Keywords: Biodistribution; Cancer therapy; Nanobiotechnology; RNA nanotechnology; pRNA-3WJ motif; phi29 motor pRNA.

Figure 1

Sequence of (A) pRNA and (B) pRNA-3WJ motif. Three domains of pRNA including right-/left-hand loop, foot and central 3WJ provide three different strategies for nanoparticle construction. 3WJ is composed of three RNA oligomers in black (a_3WJ), red (b_3WJ) and blue (c_3WJ). Helical segments are represented as H1, H2 and H3. (C) AFM image of the extended pRNA-3WJ nanoparticles. (D) Sequence of re-engineered pRNA-X motif. The nucleotides in red indicate new sequences that were added to the original pRNA sequences in black. The core is composed of four RNA oligos (denoted a, b, c and d). Helical segments are represented as H1, H2, H3 and H4. Figure adapted and reproduced with permission from: (A) Ref. [14] © 2013 RNA Society; (B) Ref. [9] © 2011 Nature Publishing Group; (C) Ref. [18] © 2015 American Chemical Society; (D) Ref [48] © 2012 Elsevier.

Figure 2

Construction and characterization of multivalent RNA nanoparticles with tunable shape and stoichiometry. Three different strategies were developed for RNA nanoparticle design: (1–5) Loop-loop interactions; (6–10) Foot-to-foot interactions using palindrome sequences; (11–26) Branch grafting based on pRNA-3WJ motif. Figure adapted and reproduced with permission from ref. [14] © 2013 RNA Society, ref. [52] © 2014 Oxford University Press and ref. [71] © 2015 Elsevier.

Figure 3

Design and characterization of RNA nanoparticles of different sizes. (A) Crystal structure of pRNA-3WJ. (B) AFM images of small (5 nm), medium (10 nm), and large (20 nm) RNA squares derived from pRNA-3WJ. (C) Cryo-EM reconstruction of small (8 nm) and large (17 nm) RNA tetrahedrons derived from pRNA-3WJ. (D) Cryo-EM reconstruction of small (5 nm) and large (10 nm) RNA nanoprisms derived from pRNA-3WJ. Figure adapted and reproduced with permission from: (A) Ref. [70] © 2013 Oxford University Press; (B) Ref. [53] © 2014 American Chemical Society; (C) Ref. [67] © 2016 John Wiley & Sons, Inc. (D) Ref. [68] © 2016 John Wiley & Sons, Inc.

Figure 4

RNA nanoparticles with tunable (A) thermal stability, (B) chemical stability and (C) mechanical stability. Figure adapted and reproduced with permission from: (A) Ref. [53] © 2014 American Chemical Society; (B) Ref. [53] © 2014 American Chemical Society; (C) Ref. [82] © AAAS.

Structured page parsing data
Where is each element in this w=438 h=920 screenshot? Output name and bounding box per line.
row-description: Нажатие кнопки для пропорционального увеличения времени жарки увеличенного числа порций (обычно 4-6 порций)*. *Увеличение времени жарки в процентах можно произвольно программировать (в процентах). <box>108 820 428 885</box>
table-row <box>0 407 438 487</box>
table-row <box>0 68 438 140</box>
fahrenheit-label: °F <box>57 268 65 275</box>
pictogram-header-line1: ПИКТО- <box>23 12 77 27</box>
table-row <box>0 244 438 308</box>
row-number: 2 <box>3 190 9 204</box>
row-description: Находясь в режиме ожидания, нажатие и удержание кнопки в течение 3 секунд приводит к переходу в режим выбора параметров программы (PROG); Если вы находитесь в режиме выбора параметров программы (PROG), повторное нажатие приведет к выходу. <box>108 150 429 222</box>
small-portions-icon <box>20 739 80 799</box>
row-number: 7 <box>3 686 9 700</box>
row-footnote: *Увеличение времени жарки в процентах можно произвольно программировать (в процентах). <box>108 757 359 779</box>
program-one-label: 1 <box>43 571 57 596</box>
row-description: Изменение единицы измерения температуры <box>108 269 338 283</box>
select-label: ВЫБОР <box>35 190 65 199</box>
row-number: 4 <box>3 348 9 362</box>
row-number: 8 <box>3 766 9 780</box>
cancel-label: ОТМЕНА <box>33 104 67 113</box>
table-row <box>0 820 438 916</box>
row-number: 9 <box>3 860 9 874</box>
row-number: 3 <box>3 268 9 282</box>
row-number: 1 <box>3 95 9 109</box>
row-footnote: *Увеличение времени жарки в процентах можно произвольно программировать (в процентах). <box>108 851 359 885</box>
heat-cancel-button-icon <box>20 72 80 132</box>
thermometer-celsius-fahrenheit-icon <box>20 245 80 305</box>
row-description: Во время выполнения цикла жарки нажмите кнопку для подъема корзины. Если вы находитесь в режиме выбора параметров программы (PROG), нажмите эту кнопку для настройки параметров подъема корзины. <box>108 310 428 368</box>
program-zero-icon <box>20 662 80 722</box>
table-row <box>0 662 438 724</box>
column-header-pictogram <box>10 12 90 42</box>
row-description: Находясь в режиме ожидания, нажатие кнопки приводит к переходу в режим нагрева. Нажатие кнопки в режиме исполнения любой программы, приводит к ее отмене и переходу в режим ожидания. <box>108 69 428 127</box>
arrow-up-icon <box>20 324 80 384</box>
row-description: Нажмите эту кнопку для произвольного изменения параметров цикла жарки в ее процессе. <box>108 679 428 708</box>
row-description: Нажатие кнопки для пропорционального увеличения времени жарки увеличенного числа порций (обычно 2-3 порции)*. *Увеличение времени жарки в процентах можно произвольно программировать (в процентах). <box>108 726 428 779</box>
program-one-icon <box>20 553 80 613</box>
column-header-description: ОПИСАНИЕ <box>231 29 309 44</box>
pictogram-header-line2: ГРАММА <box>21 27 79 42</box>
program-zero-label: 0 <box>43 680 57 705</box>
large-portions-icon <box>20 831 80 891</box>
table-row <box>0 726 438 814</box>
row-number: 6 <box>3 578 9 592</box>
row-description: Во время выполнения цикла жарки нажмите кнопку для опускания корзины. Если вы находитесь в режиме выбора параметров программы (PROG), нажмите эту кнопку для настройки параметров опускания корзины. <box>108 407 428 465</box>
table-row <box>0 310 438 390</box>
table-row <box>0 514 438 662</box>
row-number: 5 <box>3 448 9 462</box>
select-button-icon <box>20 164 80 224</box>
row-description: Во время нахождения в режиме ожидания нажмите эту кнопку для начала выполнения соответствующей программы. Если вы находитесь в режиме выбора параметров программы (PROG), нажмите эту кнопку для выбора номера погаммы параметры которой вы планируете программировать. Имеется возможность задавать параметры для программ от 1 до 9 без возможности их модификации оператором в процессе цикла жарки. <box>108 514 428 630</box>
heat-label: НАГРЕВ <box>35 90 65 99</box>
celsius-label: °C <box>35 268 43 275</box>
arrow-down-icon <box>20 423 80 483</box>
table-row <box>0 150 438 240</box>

Study questions:
1 > In the RNA nanoparticle figure captions, what sizes are given for the small, medium, and large RNA squares derived from pRNA-3WJ?
2 > Continue the RNA nanoparticle figure captions after their last sentence.

Responses to the tasks:
1 > Small is 5 nm, medium is 10 nm, and large is 20 nm.

2 >
Figure 5

Specific targeting of RNA nanoparticles to various xenografts, metastasis, and ocular tissues. Whole-body and organ imaging of (A) Brain cancer; (B) Breast cancer; (C) Gastric cancer; (D) Prostate cancer; (E) Colorectal cancer; (F) Head & neck cancer; (G) CRC metastasis in the lung, liver, lymph node and bones. Green: GFP-cancer cells; blue: DAPI; red: RNA nanoparticles. (H) Ocular fluorescence imaging of the eye after subconjunctival injection of pRNA-X. Figure adapted and reproduced with permission from: (A) Ref. [21] © 2015 Impact Journals; (B) Ref. [18] © 2015 American Chemical Society; (C) Ref. [19] © 2015 Macmillan Publishers Limited, part of Springer Nature; (D) Ref. [20] © 2016 Elsevier; (E) Ref. [49] © 2015 American Chemical Society; (F) Ref. [14] © 2013 RNA Society; (G) Ref. [49] © 2015 American Chemical Society; (H) Ref. [110] © 2013 Springer US.

Figure 6

Specific targeting and accumulation of pRNA-X nanoparticles to KB cells xenograft. (A) Whole-body imaging at different time points. (B) Internal organ imaging. Figure adapted and reproduced with permission from ref [48] © 2012 Elsevier.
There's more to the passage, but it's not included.